Provided records:
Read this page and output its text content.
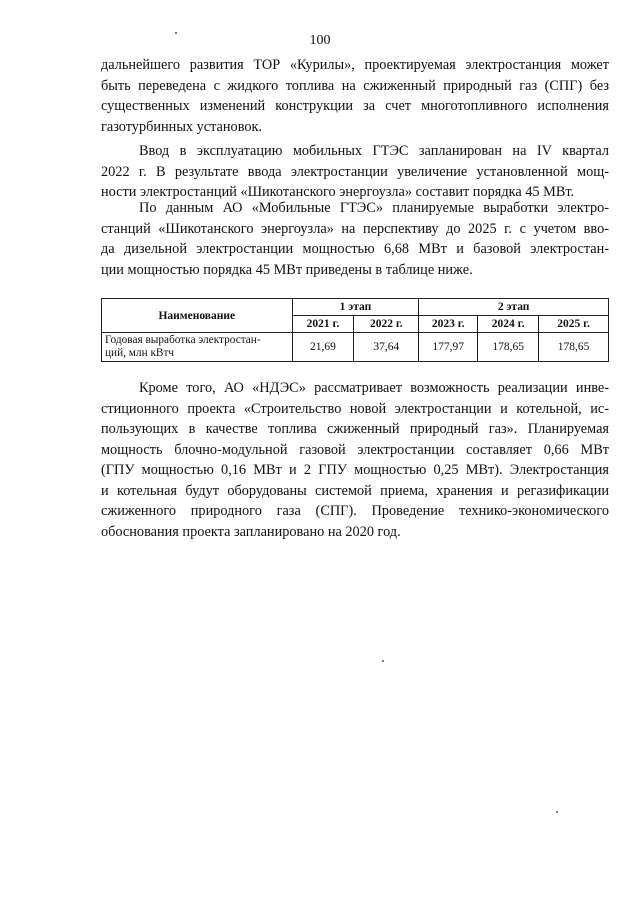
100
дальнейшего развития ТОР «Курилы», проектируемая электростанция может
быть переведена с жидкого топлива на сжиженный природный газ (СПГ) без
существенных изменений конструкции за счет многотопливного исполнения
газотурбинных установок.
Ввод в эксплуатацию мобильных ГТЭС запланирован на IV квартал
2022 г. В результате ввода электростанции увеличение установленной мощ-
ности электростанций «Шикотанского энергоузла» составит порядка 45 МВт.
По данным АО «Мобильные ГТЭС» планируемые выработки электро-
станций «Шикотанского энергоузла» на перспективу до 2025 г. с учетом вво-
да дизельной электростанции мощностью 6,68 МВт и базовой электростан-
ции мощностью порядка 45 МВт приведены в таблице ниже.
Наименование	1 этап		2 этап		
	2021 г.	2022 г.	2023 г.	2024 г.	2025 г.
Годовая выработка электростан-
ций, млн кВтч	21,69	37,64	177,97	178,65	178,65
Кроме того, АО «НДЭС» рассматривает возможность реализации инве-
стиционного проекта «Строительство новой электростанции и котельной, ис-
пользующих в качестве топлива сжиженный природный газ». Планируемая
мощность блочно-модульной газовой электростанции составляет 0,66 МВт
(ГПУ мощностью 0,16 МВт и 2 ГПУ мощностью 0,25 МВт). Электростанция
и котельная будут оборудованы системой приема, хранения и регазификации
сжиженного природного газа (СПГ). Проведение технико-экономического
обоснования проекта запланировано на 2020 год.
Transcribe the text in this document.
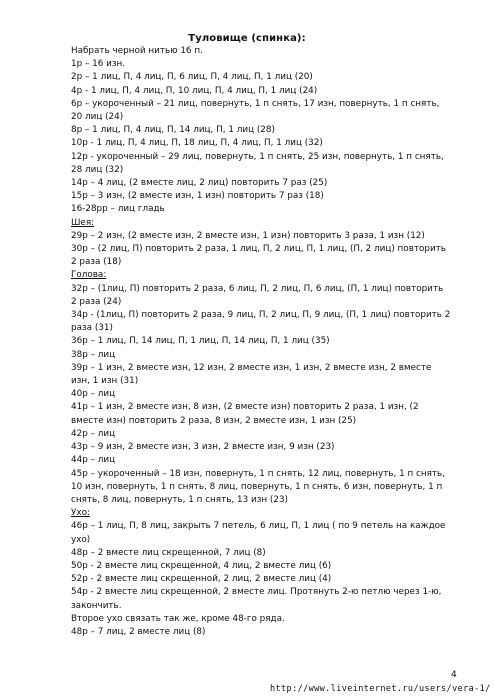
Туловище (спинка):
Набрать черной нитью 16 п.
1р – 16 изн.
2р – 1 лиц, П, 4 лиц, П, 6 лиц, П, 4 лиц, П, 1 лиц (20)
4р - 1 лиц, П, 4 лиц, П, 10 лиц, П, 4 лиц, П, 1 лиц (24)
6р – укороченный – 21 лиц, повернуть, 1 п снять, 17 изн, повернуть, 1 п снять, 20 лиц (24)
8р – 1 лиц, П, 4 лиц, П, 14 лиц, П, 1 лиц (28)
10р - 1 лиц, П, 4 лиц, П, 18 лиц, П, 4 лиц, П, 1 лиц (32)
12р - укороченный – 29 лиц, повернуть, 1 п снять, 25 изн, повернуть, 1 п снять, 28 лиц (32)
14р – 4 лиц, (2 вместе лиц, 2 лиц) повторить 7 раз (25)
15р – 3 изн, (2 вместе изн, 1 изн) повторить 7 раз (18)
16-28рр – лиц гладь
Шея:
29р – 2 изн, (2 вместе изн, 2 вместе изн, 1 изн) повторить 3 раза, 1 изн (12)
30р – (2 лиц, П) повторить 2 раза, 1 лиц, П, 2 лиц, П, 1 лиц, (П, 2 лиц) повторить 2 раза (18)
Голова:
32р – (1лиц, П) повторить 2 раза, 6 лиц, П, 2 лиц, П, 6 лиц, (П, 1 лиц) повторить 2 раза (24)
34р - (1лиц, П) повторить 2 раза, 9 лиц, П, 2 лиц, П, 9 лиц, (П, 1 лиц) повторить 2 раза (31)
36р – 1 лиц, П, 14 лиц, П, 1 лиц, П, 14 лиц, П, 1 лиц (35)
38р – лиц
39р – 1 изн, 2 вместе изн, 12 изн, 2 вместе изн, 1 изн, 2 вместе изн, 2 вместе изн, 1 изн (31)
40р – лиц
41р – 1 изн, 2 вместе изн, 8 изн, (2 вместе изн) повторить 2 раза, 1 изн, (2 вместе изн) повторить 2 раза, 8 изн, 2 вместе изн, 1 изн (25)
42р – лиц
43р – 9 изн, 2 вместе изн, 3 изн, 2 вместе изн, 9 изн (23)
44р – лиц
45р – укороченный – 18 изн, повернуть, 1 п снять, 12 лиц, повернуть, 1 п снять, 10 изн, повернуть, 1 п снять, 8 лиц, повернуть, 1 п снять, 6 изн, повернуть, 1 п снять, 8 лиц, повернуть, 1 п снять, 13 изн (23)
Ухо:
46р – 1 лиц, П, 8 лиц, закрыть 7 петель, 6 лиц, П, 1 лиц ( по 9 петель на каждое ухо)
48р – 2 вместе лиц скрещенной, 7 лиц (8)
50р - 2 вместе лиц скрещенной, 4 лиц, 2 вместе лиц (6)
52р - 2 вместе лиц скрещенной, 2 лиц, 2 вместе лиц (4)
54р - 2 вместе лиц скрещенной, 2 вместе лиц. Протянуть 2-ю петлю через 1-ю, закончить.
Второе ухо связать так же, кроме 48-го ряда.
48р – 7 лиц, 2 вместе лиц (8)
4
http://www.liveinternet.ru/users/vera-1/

Given exercise: Take every line from the records above that has the word "мощностью" and copy it.

Solved exercise:
да дизельной электростанции мощностью 6,68 МВт и базовой электростан-
ции мощностью порядка 45 МВт приведены в таблице ниже.
(ГПУ мощностью 0,16 МВт и 2 ГПУ мощностью 0,25 МВт). Электростанция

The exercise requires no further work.